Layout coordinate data

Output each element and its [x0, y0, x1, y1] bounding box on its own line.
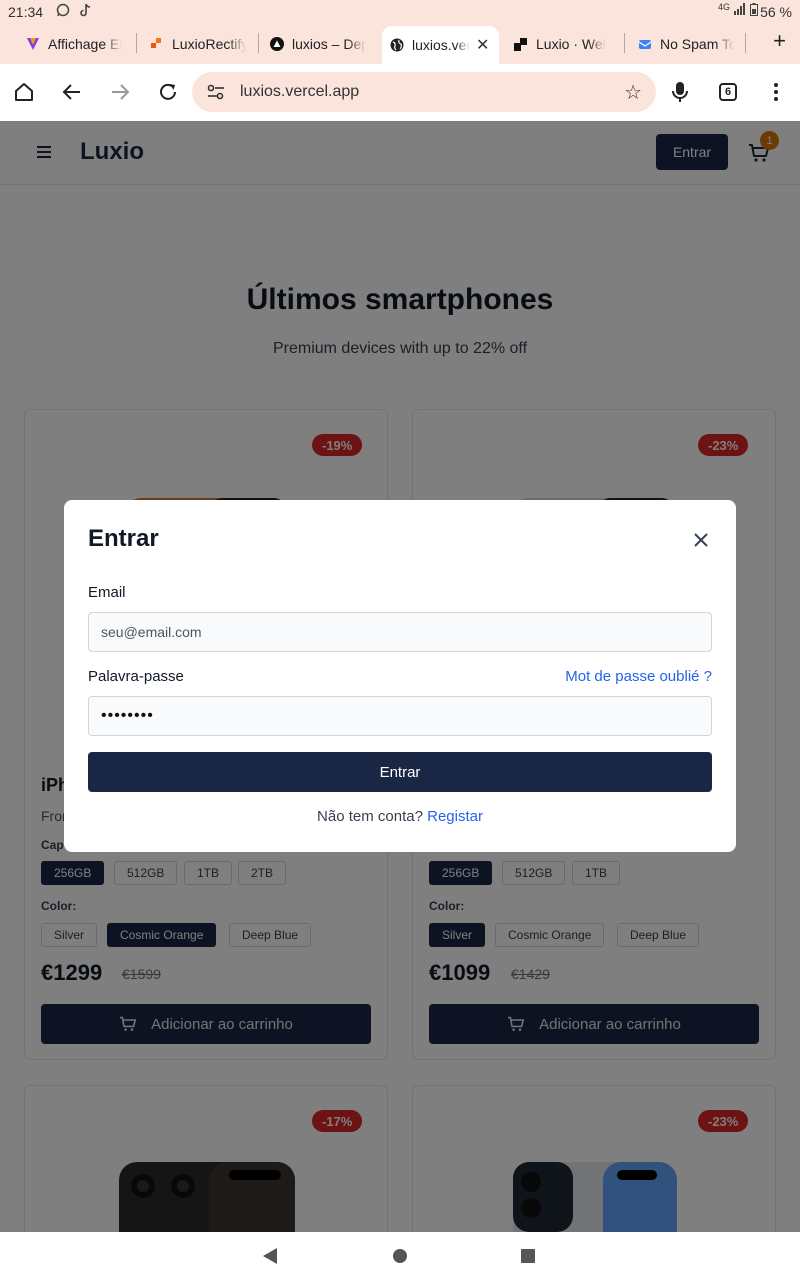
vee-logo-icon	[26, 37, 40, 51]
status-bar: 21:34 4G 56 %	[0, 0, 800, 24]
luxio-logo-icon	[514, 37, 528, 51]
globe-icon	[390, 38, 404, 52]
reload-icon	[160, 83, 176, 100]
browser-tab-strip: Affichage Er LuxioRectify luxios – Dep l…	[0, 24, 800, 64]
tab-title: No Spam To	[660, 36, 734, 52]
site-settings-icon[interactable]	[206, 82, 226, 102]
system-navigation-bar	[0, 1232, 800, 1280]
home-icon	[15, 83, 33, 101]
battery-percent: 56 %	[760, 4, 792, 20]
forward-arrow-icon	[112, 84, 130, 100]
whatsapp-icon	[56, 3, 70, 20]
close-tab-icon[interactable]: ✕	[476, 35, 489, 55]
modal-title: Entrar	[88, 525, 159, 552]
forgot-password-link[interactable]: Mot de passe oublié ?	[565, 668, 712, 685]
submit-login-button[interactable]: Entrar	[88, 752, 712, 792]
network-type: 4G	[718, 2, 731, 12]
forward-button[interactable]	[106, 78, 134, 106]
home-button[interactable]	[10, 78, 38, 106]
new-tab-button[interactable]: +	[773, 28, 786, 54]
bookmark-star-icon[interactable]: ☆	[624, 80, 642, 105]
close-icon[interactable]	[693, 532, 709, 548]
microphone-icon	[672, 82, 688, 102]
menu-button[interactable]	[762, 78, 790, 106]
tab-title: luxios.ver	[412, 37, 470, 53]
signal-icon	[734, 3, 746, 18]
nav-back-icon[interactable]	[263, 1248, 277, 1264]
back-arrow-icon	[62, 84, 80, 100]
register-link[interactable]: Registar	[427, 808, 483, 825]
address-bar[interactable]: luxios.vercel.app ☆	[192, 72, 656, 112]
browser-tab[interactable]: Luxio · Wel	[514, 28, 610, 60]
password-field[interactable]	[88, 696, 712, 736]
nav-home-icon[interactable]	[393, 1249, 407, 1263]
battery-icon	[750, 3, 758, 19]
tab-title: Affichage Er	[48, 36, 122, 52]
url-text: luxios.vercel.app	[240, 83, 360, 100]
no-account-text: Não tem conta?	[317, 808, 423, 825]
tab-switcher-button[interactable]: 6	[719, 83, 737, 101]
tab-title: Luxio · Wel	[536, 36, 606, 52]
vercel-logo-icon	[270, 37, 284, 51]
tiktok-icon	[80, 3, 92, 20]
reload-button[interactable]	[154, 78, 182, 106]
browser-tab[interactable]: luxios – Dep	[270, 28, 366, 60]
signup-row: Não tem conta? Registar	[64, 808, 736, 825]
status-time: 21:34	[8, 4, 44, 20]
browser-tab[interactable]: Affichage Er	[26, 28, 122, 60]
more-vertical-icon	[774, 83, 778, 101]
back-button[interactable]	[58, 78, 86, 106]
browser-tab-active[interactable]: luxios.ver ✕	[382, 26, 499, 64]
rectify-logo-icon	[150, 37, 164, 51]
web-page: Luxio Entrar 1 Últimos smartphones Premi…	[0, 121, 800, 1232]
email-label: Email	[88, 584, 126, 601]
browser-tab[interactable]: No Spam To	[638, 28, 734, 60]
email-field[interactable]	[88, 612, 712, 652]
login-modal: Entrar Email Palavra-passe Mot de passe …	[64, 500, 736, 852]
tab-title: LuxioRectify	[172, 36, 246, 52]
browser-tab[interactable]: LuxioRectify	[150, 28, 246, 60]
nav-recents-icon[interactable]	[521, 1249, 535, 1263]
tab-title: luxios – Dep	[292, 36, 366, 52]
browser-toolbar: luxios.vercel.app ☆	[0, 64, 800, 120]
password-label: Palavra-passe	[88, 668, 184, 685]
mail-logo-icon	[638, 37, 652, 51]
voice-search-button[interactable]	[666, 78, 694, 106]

**What to do**
Write out every line of the data above unchanged, leaving out the picture.

**Exercise solution**
Output each element and its [x0, y0, x1, y1] bounding box on its own line.
vee-logo-icon	[26, 37, 40, 51]
status-bar: 21:34 4G 56 %	[0, 0, 800, 24]
luxio-logo-icon	[514, 37, 528, 51]
globe-icon	[390, 38, 404, 52]
reload-icon	[160, 83, 176, 100]
browser-tab-strip: Affichage Er LuxioRectify luxios – Dep l…	[0, 24, 800, 64]
tab-title: No Spam To	[660, 36, 734, 52]
site-settings-icon[interactable]	[206, 82, 226, 102]
system-navigation-bar	[0, 1232, 800, 1280]
home-icon	[15, 83, 33, 101]
battery-percent: 56 %	[760, 4, 792, 20]
forward-arrow-icon	[112, 84, 130, 100]
whatsapp-icon	[56, 3, 70, 20]
close-tab-icon[interactable]: ✕	[476, 35, 489, 55]
modal-title: Entrar	[88, 525, 159, 552]
forgot-password-link[interactable]: Mot de passe oublié ?	[565, 668, 712, 685]
submit-login-button[interactable]: Entrar	[88, 752, 712, 792]
network-type: 4G	[718, 2, 731, 12]
forward-button[interactable]	[106, 78, 134, 106]
home-button[interactable]	[10, 78, 38, 106]
new-tab-button[interactable]: +	[773, 28, 786, 54]
bookmark-star-icon[interactable]: ☆	[624, 80, 642, 105]
close-icon[interactable]	[693, 532, 709, 548]
microphone-icon	[672, 82, 688, 102]
menu-button[interactable]	[762, 78, 790, 106]
tab-title: luxios.ver	[412, 37, 470, 53]
signal-icon	[734, 3, 746, 18]
nav-back-icon[interactable]	[263, 1248, 277, 1264]
back-arrow-icon	[62, 84, 80, 100]
register-link[interactable]: Registar	[427, 808, 483, 825]
address-bar[interactable]: luxios.vercel.app ☆	[192, 72, 656, 112]
browser-tab[interactable]: Luxio · Wel	[514, 28, 610, 60]
password-field[interactable]	[88, 696, 712, 736]
nav-home-icon[interactable]	[393, 1249, 407, 1263]
battery-icon	[750, 3, 758, 19]
tab-title: Affichage Er	[48, 36, 122, 52]
url-text: luxios.vercel.app	[240, 83, 360, 100]
no-account-text: Não tem conta?	[317, 808, 423, 825]
tab-switcher-button[interactable]: 6	[719, 83, 737, 101]
tab-title: Luxio · Wel	[536, 36, 606, 52]
vercel-logo-icon	[270, 37, 284, 51]
tiktok-icon	[80, 3, 92, 20]
reload-button[interactable]	[154, 78, 182, 106]
browser-tab[interactable]: luxios – Dep	[270, 28, 366, 60]
signup-row: Não tem conta? Registar	[64, 808, 736, 825]
status-time: 21:34	[8, 4, 44, 20]
browser-tab[interactable]: Affichage Er	[26, 28, 122, 60]
more-vertical-icon	[774, 83, 778, 101]
back-button[interactable]	[58, 78, 86, 106]
browser-tab-active[interactable]: luxios.ver ✕	[382, 26, 499, 64]
rectify-logo-icon	[150, 37, 164, 51]
web-page: Luxio Entrar 1 Últimos smartphones Premi…	[0, 121, 800, 1232]
email-label: Email	[88, 584, 126, 601]
browser-tab[interactable]: No Spam To	[638, 28, 734, 60]
email-field[interactable]	[88, 612, 712, 652]
login-modal: Entrar Email Palavra-passe Mot de passe …	[64, 500, 736, 852]
tab-title: LuxioRectify	[172, 36, 246, 52]
browser-tab[interactable]: LuxioRectify	[150, 28, 246, 60]
nav-recents-icon[interactable]	[521, 1249, 535, 1263]
tab-title: luxios – Dep	[292, 36, 366, 52]
browser-toolbar: luxios.vercel.app ☆	[0, 64, 800, 120]
password-label: Palavra-passe	[88, 668, 184, 685]
mail-logo-icon	[638, 37, 652, 51]
voice-search-button[interactable]	[666, 78, 694, 106]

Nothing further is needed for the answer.